Find the word "background" in the records below. List each line containing it.

Start of Records supplied

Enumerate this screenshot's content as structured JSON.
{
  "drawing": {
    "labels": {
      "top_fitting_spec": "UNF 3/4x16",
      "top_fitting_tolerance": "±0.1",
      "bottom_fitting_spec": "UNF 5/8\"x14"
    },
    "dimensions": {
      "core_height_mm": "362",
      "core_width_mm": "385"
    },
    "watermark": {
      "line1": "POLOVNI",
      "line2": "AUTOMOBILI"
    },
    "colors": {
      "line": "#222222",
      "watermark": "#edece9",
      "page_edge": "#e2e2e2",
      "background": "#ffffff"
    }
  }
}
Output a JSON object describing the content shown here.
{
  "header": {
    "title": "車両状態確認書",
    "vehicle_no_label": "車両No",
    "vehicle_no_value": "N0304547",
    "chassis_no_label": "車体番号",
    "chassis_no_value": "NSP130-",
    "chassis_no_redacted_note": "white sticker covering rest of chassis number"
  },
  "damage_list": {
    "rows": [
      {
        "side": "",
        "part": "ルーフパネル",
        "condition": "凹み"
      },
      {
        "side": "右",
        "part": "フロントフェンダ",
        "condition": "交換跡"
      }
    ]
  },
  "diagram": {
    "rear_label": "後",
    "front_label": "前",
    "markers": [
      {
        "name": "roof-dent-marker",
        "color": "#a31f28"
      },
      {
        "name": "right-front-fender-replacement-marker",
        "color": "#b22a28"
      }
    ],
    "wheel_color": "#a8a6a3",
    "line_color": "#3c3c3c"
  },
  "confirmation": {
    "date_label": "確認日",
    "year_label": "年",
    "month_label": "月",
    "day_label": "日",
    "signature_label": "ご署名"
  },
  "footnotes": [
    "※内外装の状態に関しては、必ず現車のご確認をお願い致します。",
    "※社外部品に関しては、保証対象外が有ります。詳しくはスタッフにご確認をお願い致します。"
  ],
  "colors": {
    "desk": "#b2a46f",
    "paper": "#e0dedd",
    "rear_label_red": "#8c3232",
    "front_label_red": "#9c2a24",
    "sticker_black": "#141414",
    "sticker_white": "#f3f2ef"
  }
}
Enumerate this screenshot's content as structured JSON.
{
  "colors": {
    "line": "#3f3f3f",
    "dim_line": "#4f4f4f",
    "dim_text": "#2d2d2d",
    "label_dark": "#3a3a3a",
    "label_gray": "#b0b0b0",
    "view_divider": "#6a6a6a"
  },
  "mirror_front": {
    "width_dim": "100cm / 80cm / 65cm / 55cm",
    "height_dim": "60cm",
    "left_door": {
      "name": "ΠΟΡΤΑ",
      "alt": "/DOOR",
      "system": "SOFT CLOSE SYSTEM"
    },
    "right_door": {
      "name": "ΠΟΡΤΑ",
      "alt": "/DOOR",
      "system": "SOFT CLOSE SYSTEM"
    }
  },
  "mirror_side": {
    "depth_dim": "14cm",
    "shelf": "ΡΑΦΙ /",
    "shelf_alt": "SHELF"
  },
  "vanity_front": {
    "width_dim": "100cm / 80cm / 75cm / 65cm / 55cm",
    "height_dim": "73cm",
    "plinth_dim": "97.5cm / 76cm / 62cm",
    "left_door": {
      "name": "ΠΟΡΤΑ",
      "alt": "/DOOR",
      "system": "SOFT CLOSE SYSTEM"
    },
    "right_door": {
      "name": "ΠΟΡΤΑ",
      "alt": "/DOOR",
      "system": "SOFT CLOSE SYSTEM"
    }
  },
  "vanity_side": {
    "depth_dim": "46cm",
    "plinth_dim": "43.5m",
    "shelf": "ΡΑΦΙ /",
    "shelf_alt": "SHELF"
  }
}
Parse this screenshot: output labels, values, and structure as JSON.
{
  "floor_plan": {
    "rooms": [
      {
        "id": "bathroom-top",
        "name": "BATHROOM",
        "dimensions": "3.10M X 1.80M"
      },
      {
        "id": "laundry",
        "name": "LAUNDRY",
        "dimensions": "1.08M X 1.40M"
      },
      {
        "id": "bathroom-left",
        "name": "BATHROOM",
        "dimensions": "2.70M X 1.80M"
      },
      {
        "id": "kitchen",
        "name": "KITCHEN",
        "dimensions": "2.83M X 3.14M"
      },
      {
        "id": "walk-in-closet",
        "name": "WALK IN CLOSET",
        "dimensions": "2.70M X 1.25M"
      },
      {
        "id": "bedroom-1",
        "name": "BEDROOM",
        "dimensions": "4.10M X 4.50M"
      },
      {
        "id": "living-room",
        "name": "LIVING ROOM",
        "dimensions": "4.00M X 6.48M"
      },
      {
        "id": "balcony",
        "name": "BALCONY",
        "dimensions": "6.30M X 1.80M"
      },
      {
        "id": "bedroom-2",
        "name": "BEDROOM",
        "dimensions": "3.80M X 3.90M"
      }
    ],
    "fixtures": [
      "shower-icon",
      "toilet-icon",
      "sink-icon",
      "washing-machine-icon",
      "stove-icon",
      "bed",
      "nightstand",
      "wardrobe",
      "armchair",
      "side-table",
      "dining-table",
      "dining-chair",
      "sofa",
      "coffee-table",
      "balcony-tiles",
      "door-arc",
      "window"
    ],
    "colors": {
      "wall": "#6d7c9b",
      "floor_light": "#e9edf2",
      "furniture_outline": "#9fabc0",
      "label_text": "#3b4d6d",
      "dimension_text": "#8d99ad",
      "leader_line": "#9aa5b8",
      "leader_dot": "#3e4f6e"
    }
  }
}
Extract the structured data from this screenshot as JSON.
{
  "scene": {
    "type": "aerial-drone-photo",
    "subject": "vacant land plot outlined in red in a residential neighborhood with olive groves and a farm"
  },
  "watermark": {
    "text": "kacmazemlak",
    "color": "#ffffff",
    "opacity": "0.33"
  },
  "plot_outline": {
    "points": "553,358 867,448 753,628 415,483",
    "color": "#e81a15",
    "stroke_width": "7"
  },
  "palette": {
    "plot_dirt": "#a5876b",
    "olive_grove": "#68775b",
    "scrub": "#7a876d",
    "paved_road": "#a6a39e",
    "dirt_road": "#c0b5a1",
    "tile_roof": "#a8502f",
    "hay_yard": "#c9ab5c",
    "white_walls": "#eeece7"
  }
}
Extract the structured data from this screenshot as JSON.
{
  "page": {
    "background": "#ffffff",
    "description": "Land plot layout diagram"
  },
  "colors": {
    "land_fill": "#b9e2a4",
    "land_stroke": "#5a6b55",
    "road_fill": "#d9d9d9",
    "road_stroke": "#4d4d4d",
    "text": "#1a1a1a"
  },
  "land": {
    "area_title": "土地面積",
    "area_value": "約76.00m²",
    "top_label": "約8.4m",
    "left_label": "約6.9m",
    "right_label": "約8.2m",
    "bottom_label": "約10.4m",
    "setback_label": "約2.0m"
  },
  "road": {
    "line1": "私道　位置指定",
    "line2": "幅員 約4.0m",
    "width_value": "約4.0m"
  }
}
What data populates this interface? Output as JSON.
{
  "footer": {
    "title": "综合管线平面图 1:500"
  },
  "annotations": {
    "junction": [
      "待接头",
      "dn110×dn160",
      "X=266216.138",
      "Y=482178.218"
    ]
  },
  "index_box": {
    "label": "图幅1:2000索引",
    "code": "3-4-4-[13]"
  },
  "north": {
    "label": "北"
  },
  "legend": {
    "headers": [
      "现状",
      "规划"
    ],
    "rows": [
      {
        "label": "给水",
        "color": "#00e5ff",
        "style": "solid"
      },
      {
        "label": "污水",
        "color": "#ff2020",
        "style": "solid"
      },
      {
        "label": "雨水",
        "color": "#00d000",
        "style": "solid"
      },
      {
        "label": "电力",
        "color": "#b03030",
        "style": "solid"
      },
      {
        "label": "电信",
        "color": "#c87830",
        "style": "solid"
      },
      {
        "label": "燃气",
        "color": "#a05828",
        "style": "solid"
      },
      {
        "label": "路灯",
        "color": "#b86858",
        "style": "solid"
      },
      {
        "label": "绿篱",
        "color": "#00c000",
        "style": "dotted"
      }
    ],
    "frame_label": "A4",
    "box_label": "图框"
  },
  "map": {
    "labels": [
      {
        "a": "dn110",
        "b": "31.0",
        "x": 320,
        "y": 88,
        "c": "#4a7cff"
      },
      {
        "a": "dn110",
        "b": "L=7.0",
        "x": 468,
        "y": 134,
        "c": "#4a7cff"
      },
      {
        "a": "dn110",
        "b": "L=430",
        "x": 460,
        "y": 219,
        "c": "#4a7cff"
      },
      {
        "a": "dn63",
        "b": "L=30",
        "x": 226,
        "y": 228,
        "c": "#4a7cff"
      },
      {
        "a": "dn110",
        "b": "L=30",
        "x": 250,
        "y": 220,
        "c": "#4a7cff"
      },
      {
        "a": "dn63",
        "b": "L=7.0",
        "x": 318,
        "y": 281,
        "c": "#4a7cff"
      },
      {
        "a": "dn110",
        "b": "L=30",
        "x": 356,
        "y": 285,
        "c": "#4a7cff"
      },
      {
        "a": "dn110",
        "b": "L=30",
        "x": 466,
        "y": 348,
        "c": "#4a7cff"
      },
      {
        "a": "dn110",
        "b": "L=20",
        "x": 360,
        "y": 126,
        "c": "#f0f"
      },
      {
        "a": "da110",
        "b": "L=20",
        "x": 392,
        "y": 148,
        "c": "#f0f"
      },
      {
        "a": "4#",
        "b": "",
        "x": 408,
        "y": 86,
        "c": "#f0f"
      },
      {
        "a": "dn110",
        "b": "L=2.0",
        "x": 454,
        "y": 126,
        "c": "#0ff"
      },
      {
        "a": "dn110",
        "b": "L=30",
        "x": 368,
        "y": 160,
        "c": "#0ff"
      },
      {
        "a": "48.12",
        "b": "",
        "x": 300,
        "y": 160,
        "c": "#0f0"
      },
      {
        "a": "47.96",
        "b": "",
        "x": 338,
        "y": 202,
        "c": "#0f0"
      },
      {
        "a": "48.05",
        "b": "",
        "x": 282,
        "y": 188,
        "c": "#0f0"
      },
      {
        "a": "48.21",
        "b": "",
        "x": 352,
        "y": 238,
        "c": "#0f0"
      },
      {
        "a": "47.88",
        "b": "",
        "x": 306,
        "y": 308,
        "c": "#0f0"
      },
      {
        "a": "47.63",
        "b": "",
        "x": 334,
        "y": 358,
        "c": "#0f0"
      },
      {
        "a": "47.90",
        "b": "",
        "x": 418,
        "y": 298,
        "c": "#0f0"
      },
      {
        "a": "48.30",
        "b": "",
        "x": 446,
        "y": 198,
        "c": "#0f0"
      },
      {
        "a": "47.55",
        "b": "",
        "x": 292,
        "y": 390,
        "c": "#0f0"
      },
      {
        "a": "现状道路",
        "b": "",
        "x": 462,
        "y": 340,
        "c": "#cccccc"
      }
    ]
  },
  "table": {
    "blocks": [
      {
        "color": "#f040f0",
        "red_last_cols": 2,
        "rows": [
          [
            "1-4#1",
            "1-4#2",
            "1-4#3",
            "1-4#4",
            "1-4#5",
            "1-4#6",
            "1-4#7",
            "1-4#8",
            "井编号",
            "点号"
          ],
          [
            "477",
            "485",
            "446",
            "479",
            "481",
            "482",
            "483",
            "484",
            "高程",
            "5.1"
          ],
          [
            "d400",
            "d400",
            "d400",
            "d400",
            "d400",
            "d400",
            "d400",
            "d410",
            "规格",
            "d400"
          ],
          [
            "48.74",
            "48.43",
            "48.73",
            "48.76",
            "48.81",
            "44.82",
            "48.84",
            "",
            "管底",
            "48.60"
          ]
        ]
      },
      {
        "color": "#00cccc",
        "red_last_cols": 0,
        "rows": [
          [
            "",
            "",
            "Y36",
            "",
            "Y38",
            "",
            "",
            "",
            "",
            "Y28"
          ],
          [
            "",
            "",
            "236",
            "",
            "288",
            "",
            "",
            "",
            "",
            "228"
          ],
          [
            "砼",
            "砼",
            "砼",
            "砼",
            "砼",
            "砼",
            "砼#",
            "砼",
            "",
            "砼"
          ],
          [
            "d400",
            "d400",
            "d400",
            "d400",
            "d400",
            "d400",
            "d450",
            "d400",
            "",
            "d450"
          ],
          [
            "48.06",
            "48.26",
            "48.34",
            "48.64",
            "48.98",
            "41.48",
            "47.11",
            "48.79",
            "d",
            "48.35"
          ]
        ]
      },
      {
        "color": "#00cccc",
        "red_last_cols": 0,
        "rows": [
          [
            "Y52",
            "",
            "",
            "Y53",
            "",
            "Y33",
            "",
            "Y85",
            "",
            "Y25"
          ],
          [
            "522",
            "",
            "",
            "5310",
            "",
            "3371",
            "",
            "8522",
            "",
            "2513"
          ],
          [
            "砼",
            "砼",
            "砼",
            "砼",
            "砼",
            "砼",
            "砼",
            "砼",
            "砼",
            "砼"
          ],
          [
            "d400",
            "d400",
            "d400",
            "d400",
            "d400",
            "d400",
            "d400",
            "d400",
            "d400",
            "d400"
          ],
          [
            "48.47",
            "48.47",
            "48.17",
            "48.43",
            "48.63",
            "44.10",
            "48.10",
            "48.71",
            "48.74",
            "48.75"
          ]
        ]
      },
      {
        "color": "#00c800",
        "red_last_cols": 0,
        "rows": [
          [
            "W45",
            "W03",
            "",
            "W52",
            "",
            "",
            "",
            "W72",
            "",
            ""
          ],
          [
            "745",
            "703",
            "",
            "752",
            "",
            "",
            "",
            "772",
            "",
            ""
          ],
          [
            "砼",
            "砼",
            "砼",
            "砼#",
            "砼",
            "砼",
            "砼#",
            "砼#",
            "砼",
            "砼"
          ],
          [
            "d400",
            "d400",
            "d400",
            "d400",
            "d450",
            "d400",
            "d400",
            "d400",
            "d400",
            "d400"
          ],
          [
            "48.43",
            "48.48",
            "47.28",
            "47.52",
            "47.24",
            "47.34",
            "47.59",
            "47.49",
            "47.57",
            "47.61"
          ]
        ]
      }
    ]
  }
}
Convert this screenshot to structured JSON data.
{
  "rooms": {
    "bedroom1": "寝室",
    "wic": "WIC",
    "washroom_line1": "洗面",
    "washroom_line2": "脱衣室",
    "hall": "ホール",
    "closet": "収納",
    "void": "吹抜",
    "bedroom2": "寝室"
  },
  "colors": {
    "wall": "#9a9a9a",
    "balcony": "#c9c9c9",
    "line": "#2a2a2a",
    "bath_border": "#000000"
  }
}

End of Records supplied

# Result of this task
      "background": "#ffffff"
    "background": "#ffffff",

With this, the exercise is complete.